[start Supplied records]

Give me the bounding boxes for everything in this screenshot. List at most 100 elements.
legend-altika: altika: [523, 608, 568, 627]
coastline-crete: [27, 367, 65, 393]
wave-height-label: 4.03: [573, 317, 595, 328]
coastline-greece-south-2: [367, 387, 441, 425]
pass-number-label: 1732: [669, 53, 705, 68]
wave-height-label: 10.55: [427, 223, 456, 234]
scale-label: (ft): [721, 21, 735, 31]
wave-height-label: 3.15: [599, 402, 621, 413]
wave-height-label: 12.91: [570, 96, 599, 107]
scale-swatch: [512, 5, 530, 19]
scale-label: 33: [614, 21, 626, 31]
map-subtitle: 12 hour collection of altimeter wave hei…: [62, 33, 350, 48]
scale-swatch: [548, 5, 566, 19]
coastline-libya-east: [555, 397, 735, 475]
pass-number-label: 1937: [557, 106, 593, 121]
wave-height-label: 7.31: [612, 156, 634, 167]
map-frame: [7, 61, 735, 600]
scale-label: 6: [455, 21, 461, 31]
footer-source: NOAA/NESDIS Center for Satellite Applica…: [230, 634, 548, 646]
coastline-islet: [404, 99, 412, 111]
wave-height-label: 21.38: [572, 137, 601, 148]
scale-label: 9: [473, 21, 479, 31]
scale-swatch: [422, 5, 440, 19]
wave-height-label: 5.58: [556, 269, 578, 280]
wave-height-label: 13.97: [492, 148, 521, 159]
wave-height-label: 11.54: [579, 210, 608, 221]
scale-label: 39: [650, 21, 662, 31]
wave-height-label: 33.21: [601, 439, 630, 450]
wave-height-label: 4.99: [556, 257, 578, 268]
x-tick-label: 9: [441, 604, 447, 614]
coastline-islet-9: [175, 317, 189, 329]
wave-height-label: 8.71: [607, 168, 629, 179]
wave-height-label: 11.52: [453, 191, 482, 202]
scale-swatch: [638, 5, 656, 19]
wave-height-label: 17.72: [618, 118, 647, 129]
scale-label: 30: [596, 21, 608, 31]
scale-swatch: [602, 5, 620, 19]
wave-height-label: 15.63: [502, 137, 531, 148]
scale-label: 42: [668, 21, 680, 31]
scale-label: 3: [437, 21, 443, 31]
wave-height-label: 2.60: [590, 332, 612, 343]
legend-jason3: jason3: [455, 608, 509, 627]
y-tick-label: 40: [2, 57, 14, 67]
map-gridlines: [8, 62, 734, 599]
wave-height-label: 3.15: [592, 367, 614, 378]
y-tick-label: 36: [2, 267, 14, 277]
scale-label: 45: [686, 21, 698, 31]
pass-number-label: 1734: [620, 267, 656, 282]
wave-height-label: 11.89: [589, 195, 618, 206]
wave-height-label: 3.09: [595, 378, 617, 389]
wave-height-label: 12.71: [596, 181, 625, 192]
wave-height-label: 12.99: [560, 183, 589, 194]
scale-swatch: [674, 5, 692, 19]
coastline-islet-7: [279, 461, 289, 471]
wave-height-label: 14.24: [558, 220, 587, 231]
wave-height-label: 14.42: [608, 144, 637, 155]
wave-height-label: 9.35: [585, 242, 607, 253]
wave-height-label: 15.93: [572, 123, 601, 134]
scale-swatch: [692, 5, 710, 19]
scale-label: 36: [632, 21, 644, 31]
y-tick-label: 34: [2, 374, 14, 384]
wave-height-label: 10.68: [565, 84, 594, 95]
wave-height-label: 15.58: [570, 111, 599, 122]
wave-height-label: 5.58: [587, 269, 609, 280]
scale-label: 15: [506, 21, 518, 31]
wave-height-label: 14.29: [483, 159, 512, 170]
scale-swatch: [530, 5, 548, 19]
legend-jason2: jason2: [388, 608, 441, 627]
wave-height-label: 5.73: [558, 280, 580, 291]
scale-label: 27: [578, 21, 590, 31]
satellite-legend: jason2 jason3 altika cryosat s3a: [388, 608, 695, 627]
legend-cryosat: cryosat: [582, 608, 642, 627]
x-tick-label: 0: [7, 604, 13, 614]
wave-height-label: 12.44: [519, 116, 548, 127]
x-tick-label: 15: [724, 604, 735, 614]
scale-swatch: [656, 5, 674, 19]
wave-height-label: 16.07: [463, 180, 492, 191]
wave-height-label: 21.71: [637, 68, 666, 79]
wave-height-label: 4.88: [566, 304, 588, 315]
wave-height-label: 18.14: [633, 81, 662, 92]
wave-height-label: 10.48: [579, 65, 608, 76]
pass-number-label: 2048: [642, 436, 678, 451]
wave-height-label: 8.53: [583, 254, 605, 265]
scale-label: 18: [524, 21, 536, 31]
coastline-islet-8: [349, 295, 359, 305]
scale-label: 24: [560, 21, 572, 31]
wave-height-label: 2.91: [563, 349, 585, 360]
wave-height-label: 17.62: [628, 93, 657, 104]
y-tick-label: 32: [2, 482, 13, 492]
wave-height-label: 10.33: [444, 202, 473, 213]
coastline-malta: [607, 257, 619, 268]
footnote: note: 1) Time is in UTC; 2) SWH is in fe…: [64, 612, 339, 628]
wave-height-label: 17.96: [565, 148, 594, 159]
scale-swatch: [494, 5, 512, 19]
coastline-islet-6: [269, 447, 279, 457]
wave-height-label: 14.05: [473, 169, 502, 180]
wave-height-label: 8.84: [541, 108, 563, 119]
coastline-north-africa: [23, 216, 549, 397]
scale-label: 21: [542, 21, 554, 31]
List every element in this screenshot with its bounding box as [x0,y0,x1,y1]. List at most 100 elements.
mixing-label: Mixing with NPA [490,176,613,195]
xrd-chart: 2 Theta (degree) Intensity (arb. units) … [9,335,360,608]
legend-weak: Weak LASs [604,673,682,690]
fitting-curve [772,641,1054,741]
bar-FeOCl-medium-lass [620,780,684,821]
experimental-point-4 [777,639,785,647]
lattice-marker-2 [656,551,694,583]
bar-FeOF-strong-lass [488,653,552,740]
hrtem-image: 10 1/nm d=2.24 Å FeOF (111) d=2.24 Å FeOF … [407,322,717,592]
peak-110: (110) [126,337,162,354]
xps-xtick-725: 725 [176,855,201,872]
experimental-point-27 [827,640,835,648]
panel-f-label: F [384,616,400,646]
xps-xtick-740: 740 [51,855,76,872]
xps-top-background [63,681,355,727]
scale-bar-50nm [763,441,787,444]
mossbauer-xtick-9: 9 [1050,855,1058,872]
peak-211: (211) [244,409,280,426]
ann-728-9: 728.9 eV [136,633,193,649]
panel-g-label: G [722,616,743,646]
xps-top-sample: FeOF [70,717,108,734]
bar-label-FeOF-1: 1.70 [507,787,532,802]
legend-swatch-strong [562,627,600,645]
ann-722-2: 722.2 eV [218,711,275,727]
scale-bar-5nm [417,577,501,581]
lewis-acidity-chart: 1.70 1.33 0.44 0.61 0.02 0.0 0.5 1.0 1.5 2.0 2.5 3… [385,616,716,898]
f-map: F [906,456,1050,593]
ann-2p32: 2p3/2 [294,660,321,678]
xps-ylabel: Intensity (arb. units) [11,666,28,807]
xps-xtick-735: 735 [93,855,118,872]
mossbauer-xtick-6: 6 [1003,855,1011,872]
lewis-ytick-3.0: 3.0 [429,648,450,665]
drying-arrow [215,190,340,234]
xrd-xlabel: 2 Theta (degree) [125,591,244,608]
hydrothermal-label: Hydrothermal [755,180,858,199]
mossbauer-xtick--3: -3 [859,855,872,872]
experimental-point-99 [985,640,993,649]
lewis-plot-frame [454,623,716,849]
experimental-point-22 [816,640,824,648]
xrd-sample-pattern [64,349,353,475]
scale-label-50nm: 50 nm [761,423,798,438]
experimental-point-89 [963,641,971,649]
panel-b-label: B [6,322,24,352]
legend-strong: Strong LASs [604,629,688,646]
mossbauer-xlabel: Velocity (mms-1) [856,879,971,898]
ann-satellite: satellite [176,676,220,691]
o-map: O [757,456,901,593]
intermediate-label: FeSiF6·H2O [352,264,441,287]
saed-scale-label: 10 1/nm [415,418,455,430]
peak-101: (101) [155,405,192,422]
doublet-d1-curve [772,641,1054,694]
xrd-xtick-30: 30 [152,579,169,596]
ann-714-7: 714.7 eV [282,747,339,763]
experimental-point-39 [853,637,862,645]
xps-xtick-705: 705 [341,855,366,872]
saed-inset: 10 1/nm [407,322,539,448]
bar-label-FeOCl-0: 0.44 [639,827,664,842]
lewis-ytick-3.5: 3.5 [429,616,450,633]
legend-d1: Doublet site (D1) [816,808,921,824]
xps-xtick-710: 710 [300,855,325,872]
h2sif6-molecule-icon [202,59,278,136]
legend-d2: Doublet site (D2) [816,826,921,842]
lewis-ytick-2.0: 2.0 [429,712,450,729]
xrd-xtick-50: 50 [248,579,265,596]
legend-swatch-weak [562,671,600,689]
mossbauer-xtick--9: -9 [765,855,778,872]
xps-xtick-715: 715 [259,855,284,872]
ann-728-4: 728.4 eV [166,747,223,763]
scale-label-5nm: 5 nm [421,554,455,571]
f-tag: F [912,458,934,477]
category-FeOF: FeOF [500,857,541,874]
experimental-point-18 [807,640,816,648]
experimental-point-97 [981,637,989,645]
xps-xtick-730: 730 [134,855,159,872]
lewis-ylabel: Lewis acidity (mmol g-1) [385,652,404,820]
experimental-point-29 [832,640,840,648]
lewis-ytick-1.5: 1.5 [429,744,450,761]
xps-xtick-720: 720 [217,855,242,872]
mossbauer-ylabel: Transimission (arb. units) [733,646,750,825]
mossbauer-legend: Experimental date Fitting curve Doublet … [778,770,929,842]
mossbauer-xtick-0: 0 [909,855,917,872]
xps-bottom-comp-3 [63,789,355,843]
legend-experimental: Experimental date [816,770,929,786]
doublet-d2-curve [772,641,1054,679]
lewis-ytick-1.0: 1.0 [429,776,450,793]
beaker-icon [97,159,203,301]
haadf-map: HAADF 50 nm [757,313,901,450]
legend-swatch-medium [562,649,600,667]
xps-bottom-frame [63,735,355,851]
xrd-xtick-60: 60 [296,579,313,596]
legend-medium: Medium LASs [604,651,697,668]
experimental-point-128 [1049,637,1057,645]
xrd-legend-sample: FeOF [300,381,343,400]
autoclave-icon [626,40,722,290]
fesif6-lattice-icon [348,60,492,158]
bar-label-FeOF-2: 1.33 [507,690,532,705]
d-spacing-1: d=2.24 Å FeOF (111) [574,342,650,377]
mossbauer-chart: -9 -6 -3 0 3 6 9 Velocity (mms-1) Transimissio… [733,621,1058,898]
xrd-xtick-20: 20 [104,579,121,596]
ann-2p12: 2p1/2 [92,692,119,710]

[end Supplied records]

Requirements –
Return the lines of the entries above exactly as they appear, from the first line through the line containing "wave-height-label: 3.15: [599, 402, 621, 413]", with both ends included.

Solution –
Give me the bounding boxes for everything in this screenshot. List at most 100 elements.
legend-altika: altika: [523, 608, 568, 627]
coastline-crete: [27, 367, 65, 393]
wave-height-label: 4.03: [573, 317, 595, 328]
coastline-greece-south-2: [367, 387, 441, 425]
pass-number-label: 1732: [669, 53, 705, 68]
wave-height-label: 10.55: [427, 223, 456, 234]
scale-label: (ft): [721, 21, 735, 31]
wave-height-label: 3.15: [599, 402, 621, 413]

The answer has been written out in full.